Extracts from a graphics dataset
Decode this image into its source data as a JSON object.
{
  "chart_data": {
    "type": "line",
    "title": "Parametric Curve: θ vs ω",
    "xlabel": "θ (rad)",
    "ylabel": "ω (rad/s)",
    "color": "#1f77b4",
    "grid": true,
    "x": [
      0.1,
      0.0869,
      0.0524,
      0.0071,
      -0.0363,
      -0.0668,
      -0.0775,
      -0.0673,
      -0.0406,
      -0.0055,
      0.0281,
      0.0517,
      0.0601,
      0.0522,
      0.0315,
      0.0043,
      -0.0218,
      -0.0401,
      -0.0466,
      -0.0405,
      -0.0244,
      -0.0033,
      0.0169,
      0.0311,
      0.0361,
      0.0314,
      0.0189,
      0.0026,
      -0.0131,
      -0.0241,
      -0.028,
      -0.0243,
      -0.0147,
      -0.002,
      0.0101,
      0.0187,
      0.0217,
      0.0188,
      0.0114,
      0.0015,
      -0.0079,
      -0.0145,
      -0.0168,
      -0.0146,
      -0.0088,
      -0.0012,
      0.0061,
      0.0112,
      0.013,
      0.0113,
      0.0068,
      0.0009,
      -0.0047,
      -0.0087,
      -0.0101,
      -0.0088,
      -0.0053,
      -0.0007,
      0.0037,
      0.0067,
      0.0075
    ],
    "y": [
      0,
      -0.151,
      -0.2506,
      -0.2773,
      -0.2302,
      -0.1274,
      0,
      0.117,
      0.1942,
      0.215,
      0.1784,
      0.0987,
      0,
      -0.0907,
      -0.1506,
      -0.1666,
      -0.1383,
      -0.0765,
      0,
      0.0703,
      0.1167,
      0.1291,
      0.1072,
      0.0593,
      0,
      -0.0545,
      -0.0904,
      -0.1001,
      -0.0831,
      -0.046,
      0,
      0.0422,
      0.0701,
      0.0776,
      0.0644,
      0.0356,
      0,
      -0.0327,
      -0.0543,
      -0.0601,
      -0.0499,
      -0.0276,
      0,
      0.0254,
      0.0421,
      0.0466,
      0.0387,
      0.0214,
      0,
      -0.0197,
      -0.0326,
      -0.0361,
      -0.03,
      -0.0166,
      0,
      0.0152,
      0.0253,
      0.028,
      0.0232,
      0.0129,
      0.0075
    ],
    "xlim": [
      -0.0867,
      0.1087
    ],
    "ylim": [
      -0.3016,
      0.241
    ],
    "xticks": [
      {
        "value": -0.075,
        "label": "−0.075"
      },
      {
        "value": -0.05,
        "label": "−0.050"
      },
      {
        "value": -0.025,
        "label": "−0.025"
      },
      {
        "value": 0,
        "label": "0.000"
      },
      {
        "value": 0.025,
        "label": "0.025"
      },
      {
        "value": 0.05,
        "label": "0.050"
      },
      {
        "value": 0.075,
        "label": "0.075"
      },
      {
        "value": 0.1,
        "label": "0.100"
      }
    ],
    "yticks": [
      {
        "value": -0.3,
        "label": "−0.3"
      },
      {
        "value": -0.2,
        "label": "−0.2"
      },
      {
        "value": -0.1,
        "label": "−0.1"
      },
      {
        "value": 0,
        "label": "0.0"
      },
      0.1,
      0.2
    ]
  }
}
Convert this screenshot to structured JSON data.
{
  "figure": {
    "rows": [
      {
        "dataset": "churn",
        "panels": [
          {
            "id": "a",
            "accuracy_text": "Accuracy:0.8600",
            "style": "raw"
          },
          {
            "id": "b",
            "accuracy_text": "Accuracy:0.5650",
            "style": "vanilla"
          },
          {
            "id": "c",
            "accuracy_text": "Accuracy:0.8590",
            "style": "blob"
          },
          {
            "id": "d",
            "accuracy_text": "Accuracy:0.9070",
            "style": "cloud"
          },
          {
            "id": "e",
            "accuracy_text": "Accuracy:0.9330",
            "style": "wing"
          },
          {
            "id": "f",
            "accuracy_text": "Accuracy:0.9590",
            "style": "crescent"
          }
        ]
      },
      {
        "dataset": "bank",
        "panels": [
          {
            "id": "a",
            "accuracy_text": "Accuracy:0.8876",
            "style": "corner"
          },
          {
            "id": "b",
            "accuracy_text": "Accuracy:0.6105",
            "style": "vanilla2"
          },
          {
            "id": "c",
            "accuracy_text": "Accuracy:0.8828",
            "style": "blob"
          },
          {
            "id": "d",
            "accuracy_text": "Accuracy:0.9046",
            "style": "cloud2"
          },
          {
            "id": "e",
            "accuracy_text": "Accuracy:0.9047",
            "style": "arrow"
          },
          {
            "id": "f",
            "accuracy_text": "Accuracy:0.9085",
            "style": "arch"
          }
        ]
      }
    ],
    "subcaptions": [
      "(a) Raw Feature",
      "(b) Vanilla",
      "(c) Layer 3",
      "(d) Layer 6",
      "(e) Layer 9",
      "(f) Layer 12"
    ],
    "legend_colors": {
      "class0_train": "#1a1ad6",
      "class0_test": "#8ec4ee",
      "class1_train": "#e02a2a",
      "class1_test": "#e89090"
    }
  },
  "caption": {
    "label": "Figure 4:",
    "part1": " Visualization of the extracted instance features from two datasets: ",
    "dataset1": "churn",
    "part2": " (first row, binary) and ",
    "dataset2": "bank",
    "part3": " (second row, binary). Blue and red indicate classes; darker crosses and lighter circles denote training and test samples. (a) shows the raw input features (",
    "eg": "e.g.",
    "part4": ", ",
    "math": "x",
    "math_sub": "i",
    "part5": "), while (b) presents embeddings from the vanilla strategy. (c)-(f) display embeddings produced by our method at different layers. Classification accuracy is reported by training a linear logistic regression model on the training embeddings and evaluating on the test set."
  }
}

* _Work required_: Reproduce the listing above verbatim, from first line to last.

* _The response_:
Decode this image into its source data as a JSON object.
{
  "chart_data": {
    "type": "line",
    "title": "Parametric Curve: θ vs ω",
    "xlabel": "θ (rad)",
    "ylabel": "ω (rad/s)",
    "color": "#1f77b4",
    "grid": true,
    "x": [
      0.1,
      0.0869,
      0.0524,
      0.0071,
      -0.0363,
      -0.0668,
      -0.0775,
      -0.0673,
      -0.0406,
      -0.0055,
      0.0281,
      0.0517,
      0.0601,
      0.0522,
      0.0315,
      0.0043,
      -0.0218,
      -0.0401,
      -0.0466,
      -0.0405,
      -0.0244,
      -0.0033,
      0.0169,
      0.0311,
      0.0361,
      0.0314,
      0.0189,
      0.0026,
      -0.0131,
      -0.0241,
      -0.028,
      -0.0243,
      -0.0147,
      -0.002,
      0.0101,
      0.0187,
      0.0217,
      0.0188,
      0.0114,
      0.0015,
      -0.0079,
      -0.0145,
      -0.0168,
      -0.0146,
      -0.0088,
      -0.0012,
      0.0061,
      0.0112,
      0.013,
      0.0113,
      0.0068,
      0.0009,
      -0.0047,
      -0.0087,
      -0.0101,
      -0.0088,
      -0.0053,
      -0.0007,
      0.0037,
      0.0067,
      0.0075
    ],
    "y": [
      0,
      -0.151,
      -0.2506,
      -0.2773,
      -0.2302,
      -0.1274,
      0,
      0.117,
      0.1942,
      0.215,
      0.1784,
      0.0987,
      0,
      -0.0907,
      -0.1506,
      -0.1666,
      -0.1383,
      -0.0765,
      0,
      0.0703,
      0.1167,
      0.1291,
      0.1072,
      0.0593,
      0,
      -0.0545,
      -0.0904,
      -0.1001,
      -0.0831,
      -0.046,
      0,
      0.0422,
      0.0701,
      0.0776,
      0.0644,
      0.0356,
      0,
      -0.0327,
      -0.0543,
      -0.0601,
      -0.0499,
      -0.0276,
      0,
      0.0254,
      0.0421,
      0.0466,
      0.0387,
      0.0214,
      0,
      -0.0197,
      -0.0326,
      -0.0361,
      -0.03,
      -0.0166,
      0,
      0.0152,
      0.0253,
      0.028,
      0.0232,
      0.0129,
      0.0075
    ],
    "xlim": [
      -0.0867,
      0.1087
    ],
    "ylim": [
      -0.3016,
      0.241
    ],
    "xticks": [
      {
        "value": -0.075,
        "label": "−0.075"
      },
      {
        "value": -0.05,
        "label": "−0.050"
      },
      {
        "value": -0.025,
        "label": "−0.025"
      },
      {
        "value": 0,
        "label": "0.000"
      },
      {
        "value": 0.025,
        "label": "0.025"
      },
      {
        "value": 0.05,
        "label": "0.050"
      },
      {
        "value": 0.075,
        "label": "0.075"
      },
      {
        "value": 0.1,
        "label": "0.100"
      }
    ],
    "yticks": [
      {
        "value": -0.3,
        "label": "−0.3"
      },
      {
        "value": -0.2,
        "label": "−0.2"
      },
      {
        "value": -0.1,
        "label": "−0.1"
      },
      {
        "value": 0,
        "label": "0.0"
      },
      0.1,
      0.2
    ]
  }
}
Convert this screenshot to structured JSON data.
{
  "figure": {
    "rows": [
      {
        "dataset": "churn",
        "panels": [
          {
            "id": "a",
            "accuracy_text": "Accuracy:0.8600",
            "style": "raw"
          },
          {
            "id": "b",
            "accuracy_text": "Accuracy:0.5650",
            "style": "vanilla"
          },
          {
            "id": "c",
            "accuracy_text": "Accuracy:0.8590",
            "style": "blob"
          },
          {
            "id": "d",
            "accuracy_text": "Accuracy:0.9070",
            "style": "cloud"
          },
          {
            "id": "e",
            "accuracy_text": "Accuracy:0.9330",
            "style": "wing"
          },
          {
            "id": "f",
            "accuracy_text": "Accuracy:0.9590",
            "style": "crescent"
          }
        ]
      },
      {
        "dataset": "bank",
        "panels": [
          {
            "id": "a",
            "accuracy_text": "Accuracy:0.8876",
            "style": "corner"
          },
          {
            "id": "b",
            "accuracy_text": "Accuracy:0.6105",
            "style": "vanilla2"
          },
          {
            "id": "c",
            "accuracy_text": "Accuracy:0.8828",
            "style": "blob"
          },
          {
            "id": "d",
            "accuracy_text": "Accuracy:0.9046",
            "style": "cloud2"
          },
          {
            "id": "e",
            "accuracy_text": "Accuracy:0.9047",
            "style": "arrow"
          },
          {
            "id": "f",
            "accuracy_text": "Accuracy:0.9085",
            "style": "arch"
          }
        ]
      }
    ],
    "subcaptions": [
      "(a) Raw Feature",
      "(b) Vanilla",
      "(c) Layer 3",
      "(d) Layer 6",
      "(e) Layer 9",
      "(f) Layer 12"
    ],
    "legend_colors": {
      "class0_train": "#1a1ad6",
      "class0_test": "#8ec4ee",
      "class1_train": "#e02a2a",
      "class1_test": "#e89090"
    }
  },
  "caption": {
    "label": "Figure 4:",
    "part1": " Visualization of the extracted instance features from two datasets: ",
    "dataset1": "churn",
    "part2": " (first row, binary) and ",
    "dataset2": "bank",
    "part3": " (second row, binary). Blue and red indicate classes; darker crosses and lighter circles denote training and test samples. (a) shows the raw input features (",
    "eg": "e.g.",
    "part4": ", ",
    "math": "x",
    "math_sub": "i",
    "part5": "), while (b) presents embeddings from the vanilla strategy. (c)-(f) display embeddings produced by our method at different layers. Classification accuracy is reported by training a linear logistic regression model on the training embeddings and evaluating on the test set."
  }
}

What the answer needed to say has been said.